*Description of the task*:
Reproduce all entries precisely, down to the last character.

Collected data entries
____________________
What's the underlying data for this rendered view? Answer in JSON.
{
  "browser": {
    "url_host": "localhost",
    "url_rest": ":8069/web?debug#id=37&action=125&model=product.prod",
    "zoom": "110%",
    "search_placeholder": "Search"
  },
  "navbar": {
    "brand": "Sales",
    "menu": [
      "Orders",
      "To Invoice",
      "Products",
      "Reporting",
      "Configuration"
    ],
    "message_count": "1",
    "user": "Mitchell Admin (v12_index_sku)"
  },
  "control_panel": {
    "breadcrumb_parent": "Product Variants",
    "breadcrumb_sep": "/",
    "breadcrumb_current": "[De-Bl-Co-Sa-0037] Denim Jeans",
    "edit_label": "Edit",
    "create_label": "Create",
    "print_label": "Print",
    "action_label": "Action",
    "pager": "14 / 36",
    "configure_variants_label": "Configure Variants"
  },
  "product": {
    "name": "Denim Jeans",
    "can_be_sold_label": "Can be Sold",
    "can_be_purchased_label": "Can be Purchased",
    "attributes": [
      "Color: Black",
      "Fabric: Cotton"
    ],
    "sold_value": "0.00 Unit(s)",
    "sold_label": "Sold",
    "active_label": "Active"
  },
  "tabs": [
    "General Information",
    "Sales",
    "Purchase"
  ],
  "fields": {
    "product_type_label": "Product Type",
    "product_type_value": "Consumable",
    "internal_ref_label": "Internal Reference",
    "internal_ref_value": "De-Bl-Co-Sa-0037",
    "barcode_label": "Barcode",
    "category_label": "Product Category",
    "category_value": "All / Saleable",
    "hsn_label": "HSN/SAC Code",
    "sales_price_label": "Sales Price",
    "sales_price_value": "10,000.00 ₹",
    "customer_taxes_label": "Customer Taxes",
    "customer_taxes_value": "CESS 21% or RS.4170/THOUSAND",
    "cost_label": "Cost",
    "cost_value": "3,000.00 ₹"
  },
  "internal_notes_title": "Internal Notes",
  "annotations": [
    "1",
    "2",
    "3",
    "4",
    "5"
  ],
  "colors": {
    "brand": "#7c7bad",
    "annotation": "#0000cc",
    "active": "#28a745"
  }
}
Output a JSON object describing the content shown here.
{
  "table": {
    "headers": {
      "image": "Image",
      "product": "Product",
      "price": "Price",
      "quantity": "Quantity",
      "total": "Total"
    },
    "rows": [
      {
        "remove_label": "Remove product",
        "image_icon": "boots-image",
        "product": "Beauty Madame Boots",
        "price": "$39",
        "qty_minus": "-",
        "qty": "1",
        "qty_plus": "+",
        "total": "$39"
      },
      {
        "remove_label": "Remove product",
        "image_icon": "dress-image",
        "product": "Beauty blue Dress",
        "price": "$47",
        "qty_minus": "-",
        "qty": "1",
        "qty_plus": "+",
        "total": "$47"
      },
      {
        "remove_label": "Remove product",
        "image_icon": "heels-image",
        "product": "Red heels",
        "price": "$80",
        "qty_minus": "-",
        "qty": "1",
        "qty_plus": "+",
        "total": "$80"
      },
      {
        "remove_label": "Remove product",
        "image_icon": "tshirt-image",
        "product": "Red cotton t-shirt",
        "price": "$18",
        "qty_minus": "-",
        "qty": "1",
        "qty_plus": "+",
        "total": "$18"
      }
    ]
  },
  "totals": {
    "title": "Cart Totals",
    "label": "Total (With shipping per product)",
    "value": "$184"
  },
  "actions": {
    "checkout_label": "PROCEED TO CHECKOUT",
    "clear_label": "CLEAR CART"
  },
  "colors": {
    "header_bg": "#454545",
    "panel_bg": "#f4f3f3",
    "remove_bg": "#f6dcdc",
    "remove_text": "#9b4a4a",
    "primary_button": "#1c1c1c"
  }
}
____________________
*Written answer*:
What's the underlying data for this rendered view? Answer in JSON.
{
  "browser": {
    "url_host": "localhost",
    "url_rest": ":8069/web?debug#id=37&action=125&model=product.prod",
    "zoom": "110%",
    "search_placeholder": "Search"
  },
  "navbar": {
    "brand": "Sales",
    "menu": [
      "Orders",
      "To Invoice",
      "Products",
      "Reporting",
      "Configuration"
    ],
    "message_count": "1",
    "user": "Mitchell Admin (v12_index_sku)"
  },
  "control_panel": {
    "breadcrumb_parent": "Product Variants",
    "breadcrumb_sep": "/",
    "breadcrumb_current": "[De-Bl-Co-Sa-0037] Denim Jeans",
    "edit_label": "Edit",
    "create_label": "Create",
    "print_label": "Print",
    "action_label": "Action",
    "pager": "14 / 36",
    "configure_variants_label": "Configure Variants"
  },
  "product": {
    "name": "Denim Jeans",
    "can_be_sold_label": "Can be Sold",
    "can_be_purchased_label": "Can be Purchased",
    "attributes": [
      "Color: Black",
      "Fabric: Cotton"
    ],
    "sold_value": "0.00 Unit(s)",
    "sold_label": "Sold",
    "active_label": "Active"
  },
  "tabs": [
    "General Information",
    "Sales",
    "Purchase"
  ],
  "fields": {
    "product_type_label": "Product Type",
    "product_type_value": "Consumable",
    "internal_ref_label": "Internal Reference",
    "internal_ref_value": "De-Bl-Co-Sa-0037",
    "barcode_label": "Barcode",
    "category_label": "Product Category",
    "category_value": "All / Saleable",
    "hsn_label": "HSN/SAC Code",
    "sales_price_label": "Sales Price",
    "sales_price_value": "10,000.00 ₹",
    "customer_taxes_label": "Customer Taxes",
    "customer_taxes_value": "CESS 21% or RS.4170/THOUSAND",
    "cost_label": "Cost",
    "cost_value": "3,000.00 ₹"
  },
  "internal_notes_title": "Internal Notes",
  "annotations": [
    "1",
    "2",
    "3",
    "4",
    "5"
  ],
  "colors": {
    "brand": "#7c7bad",
    "annotation": "#0000cc",
    "active": "#28a745"
  }
}
Output a JSON object describing the content shown here.
{
  "table": {
    "headers": {
      "image": "Image",
      "product": "Product",
      "price": "Price",
      "quantity": "Quantity",
      "total": "Total"
    },
    "rows": [
      {
        "remove_label": "Remove product",
        "image_icon": "boots-image",
        "product": "Beauty Madame Boots",
        "price": "$39",
        "qty_minus": "-",
        "qty": "1",
        "qty_plus": "+",
        "total": "$39"
      },
      {
        "remove_label": "Remove product",
        "image_icon": "dress-image",
        "product": "Beauty blue Dress",
        "price": "$47",
        "qty_minus": "-",
        "qty": "1",
        "qty_plus": "+",
        "total": "$47"
      },
      {
        "remove_label": "Remove product",
        "image_icon": "heels-image",
        "product": "Red heels",
        "price": "$80",
        "qty_minus": "-",
        "qty": "1",
        "qty_plus": "+",
        "total": "$80"
      },
      {
        "remove_label": "Remove product",
        "image_icon": "tshirt-image",
        "product": "Red cotton t-shirt",
        "price": "$18",
        "qty_minus": "-",
        "qty": "1",
        "qty_plus": "+",
        "total": "$18"
      }
    ]
  },
  "totals": {
    "title": "Cart Totals",
    "label": "Total (With shipping per product)",
    "value": "$184"
  },
  "actions": {
    "checkout_label": "PROCEED TO CHECKOUT",
    "clear_label": "CLEAR CART"
  },
  "colors": {
    "header_bg": "#454545",
    "panel_bg": "#f4f3f3",
    "remove_bg": "#f6dcdc",
    "remove_text": "#9b4a4a",
    "primary_button": "#1c1c1c"
  }
}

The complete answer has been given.